— start of Provided data —

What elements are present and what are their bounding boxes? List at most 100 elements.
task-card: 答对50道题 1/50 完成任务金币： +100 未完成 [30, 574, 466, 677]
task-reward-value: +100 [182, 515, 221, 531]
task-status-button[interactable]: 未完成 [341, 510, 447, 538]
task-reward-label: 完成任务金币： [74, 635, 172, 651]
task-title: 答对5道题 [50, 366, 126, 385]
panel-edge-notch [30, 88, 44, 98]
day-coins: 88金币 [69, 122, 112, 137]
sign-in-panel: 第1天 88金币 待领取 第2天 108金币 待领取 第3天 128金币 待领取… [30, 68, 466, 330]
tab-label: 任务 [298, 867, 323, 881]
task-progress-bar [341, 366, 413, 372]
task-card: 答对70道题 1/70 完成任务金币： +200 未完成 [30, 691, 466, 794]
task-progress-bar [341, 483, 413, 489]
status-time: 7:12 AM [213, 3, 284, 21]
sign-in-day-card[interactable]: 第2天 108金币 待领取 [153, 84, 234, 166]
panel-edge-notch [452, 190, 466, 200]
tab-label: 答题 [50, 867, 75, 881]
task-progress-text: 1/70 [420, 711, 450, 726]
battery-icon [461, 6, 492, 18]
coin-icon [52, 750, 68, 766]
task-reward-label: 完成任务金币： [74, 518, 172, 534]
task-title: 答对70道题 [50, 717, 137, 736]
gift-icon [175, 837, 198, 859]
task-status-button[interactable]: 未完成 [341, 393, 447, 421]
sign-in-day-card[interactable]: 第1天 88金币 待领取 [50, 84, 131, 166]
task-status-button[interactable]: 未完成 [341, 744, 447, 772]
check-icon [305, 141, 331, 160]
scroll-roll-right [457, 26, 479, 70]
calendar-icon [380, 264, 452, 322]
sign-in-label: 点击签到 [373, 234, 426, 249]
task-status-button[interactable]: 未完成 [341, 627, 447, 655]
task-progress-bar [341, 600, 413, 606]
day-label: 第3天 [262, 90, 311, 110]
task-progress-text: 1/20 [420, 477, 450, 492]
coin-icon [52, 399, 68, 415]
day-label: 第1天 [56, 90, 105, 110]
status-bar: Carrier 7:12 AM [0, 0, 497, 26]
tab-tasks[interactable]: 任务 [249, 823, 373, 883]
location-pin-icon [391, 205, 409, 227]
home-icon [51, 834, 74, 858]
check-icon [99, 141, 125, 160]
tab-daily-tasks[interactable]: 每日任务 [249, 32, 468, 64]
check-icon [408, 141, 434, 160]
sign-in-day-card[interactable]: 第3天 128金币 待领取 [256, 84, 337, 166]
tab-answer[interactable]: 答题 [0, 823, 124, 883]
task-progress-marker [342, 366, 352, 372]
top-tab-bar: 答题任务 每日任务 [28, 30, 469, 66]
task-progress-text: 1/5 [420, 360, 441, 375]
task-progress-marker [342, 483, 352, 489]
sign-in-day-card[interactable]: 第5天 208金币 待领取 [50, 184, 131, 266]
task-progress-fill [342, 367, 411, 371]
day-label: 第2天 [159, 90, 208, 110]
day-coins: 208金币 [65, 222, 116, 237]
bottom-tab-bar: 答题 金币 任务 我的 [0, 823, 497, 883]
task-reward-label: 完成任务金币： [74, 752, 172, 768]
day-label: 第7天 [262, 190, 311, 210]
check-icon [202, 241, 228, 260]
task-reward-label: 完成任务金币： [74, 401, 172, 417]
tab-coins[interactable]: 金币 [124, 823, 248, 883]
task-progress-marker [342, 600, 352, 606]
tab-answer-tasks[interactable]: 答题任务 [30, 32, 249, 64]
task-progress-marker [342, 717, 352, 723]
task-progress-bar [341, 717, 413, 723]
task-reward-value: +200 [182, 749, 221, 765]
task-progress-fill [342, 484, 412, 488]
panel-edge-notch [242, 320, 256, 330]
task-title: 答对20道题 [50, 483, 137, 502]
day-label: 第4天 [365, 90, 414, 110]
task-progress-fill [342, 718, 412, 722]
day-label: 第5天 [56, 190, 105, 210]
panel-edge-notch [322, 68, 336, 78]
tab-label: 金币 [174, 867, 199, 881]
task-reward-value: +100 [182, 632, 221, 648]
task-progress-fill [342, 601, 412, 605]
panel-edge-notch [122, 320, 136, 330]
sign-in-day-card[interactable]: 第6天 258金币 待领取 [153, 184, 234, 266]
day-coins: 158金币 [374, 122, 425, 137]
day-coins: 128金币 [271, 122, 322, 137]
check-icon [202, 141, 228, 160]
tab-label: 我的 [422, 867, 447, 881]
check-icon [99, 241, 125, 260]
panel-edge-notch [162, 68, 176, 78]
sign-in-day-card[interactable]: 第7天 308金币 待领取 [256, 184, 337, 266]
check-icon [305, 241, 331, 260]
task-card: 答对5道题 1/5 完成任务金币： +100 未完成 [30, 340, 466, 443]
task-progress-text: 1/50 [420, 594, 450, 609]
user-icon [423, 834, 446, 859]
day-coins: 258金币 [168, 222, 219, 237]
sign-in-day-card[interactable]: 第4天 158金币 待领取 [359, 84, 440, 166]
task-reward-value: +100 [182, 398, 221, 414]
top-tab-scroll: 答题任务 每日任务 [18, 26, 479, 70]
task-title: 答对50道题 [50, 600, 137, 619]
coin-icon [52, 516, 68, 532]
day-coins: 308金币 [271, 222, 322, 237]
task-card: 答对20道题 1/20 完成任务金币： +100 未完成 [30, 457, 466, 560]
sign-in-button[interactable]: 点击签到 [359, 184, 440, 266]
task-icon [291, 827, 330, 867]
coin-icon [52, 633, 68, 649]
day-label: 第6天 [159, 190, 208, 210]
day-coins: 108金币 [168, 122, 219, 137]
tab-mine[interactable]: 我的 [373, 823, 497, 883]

— end of Provided data —

### Objective
In the records above, swap "task-status-button" for "task-action-button" everywhere it occurs, and write the records out again with nothing else changed.

### Answer to the exercise
What elements are present and what are their bounding boxes? List at most 100 elements.
task-card: 答对50道题 1/50 完成任务金币： +100 未完成 [30, 574, 466, 677]
task-reward-value: +100 [182, 515, 221, 531]
task-action-button[interactable]: 未完成 [341, 510, 447, 538]
task-reward-label: 完成任务金币： [74, 635, 172, 651]
task-title: 答对5道题 [50, 366, 126, 385]
panel-edge-notch [30, 88, 44, 98]
day-coins: 88金币 [69, 122, 112, 137]
sign-in-panel: 第1天 88金币 待领取 第2天 108金币 待领取 第3天 128金币 待领取… [30, 68, 466, 330]
tab-label: 任务 [298, 867, 323, 881]
task-progress-bar [341, 366, 413, 372]
task-card: 答对70道题 1/70 完成任务金币： +200 未完成 [30, 691, 466, 794]
task-progress-bar [341, 483, 413, 489]
status-time: 7:12 AM [213, 3, 284, 21]
sign-in-day-card[interactable]: 第2天 108金币 待领取 [153, 84, 234, 166]
panel-edge-notch [452, 190, 466, 200]
tab-label: 答题 [50, 867, 75, 881]
task-progress-text: 1/70 [420, 711, 450, 726]
battery-icon [461, 6, 492, 18]
coin-icon [52, 750, 68, 766]
task-reward-label: 完成任务金币： [74, 518, 172, 534]
task-title: 答对70道题 [50, 717, 137, 736]
gift-icon [175, 837, 198, 859]
task-action-button[interactable]: 未完成 [341, 393, 447, 421]
sign-in-day-card[interactable]: 第1天 88金币 待领取 [50, 84, 131, 166]
task-action-button[interactable]: 未完成 [341, 744, 447, 772]
check-icon [305, 141, 331, 160]
scroll-roll-right [457, 26, 479, 70]
calendar-icon [380, 264, 452, 322]
sign-in-label: 点击签到 [373, 234, 426, 249]
task-action-button[interactable]: 未完成 [341, 627, 447, 655]
task-progress-bar [341, 600, 413, 606]
day-label: 第3天 [262, 90, 311, 110]
task-progress-text: 1/20 [420, 477, 450, 492]
coin-icon [52, 399, 68, 415]
day-label: 第1天 [56, 90, 105, 110]
status-bar: Carrier 7:12 AM [0, 0, 497, 26]
tab-tasks[interactable]: 任务 [249, 823, 373, 883]
location-pin-icon [391, 205, 409, 227]
home-icon [51, 834, 74, 858]
check-icon [99, 141, 125, 160]
tab-daily-tasks[interactable]: 每日任务 [249, 32, 468, 64]
check-icon [408, 141, 434, 160]
sign-in-day-card[interactable]: 第3天 128金币 待领取 [256, 84, 337, 166]
tab-answer[interactable]: 答题 [0, 823, 124, 883]
task-progress-marker [342, 366, 352, 372]
top-tab-bar: 答题任务 每日任务 [28, 30, 469, 66]
task-progress-text: 1/5 [420, 360, 441, 375]
task-progress-marker [342, 483, 352, 489]
sign-in-day-card[interactable]: 第5天 208金币 待领取 [50, 184, 131, 266]
task-progress-fill [342, 367, 411, 371]
day-label: 第2天 [159, 90, 208, 110]
day-coins: 208金币 [65, 222, 116, 237]
bottom-tab-bar: 答题 金币 任务 我的 [0, 823, 497, 883]
task-reward-label: 完成任务金币： [74, 752, 172, 768]
day-label: 第7天 [262, 190, 311, 210]
check-icon [202, 241, 228, 260]
task-reward-label: 完成任务金币： [74, 401, 172, 417]
tab-coins[interactable]: 金币 [124, 823, 248, 883]
task-progress-marker [342, 600, 352, 606]
tab-answer-tasks[interactable]: 答题任务 [30, 32, 249, 64]
task-progress-marker [342, 717, 352, 723]
task-progress-bar [341, 717, 413, 723]
task-reward-value: +200 [182, 749, 221, 765]
task-progress-fill [342, 484, 412, 488]
panel-edge-notch [242, 320, 256, 330]
task-title: 答对20道题 [50, 483, 137, 502]
day-label: 第4天 [365, 90, 414, 110]
task-progress-fill [342, 718, 412, 722]
day-label: 第5天 [56, 190, 105, 210]
panel-edge-notch [322, 68, 336, 78]
tab-label: 金币 [174, 867, 199, 881]
task-reward-value: +100 [182, 632, 221, 648]
task-progress-fill [342, 601, 412, 605]
panel-edge-notch [122, 320, 136, 330]
sign-in-day-card[interactable]: 第6天 258金币 待领取 [153, 184, 234, 266]
day-coins: 158金币 [374, 122, 425, 137]
day-coins: 128金币 [271, 122, 322, 137]
check-icon [202, 141, 228, 160]
tab-label: 我的 [422, 867, 447, 881]
check-icon [99, 241, 125, 260]
panel-edge-notch [162, 68, 176, 78]
sign-in-day-card[interactable]: 第7天 308金币 待领取 [256, 184, 337, 266]
check-icon [305, 241, 331, 260]
task-card: 答对5道题 1/5 完成任务金币： +100 未完成 [30, 340, 466, 443]
task-progress-text: 1/50 [420, 594, 450, 609]
user-icon [423, 834, 446, 859]
day-coins: 258金币 [168, 222, 219, 237]
sign-in-day-card[interactable]: 第4天 158金币 待领取 [359, 84, 440, 166]
task-reward-value: +100 [182, 398, 221, 414]
top-tab-scroll: 答题任务 每日任务 [18, 26, 479, 70]
task-title: 答对50道题 [50, 600, 137, 619]
coin-icon [52, 516, 68, 532]
day-coins: 308金币 [271, 222, 322, 237]
task-card: 答对20道题 1/20 完成任务金币： +100 未完成 [30, 457, 466, 560]
sign-in-button[interactable]: 点击签到 [359, 184, 440, 266]
task-icon [291, 827, 330, 867]
coin-icon [52, 633, 68, 649]
day-label: 第6天 [159, 190, 208, 210]
day-coins: 108金币 [168, 122, 219, 137]
tab-mine[interactable]: 我的 [373, 823, 497, 883]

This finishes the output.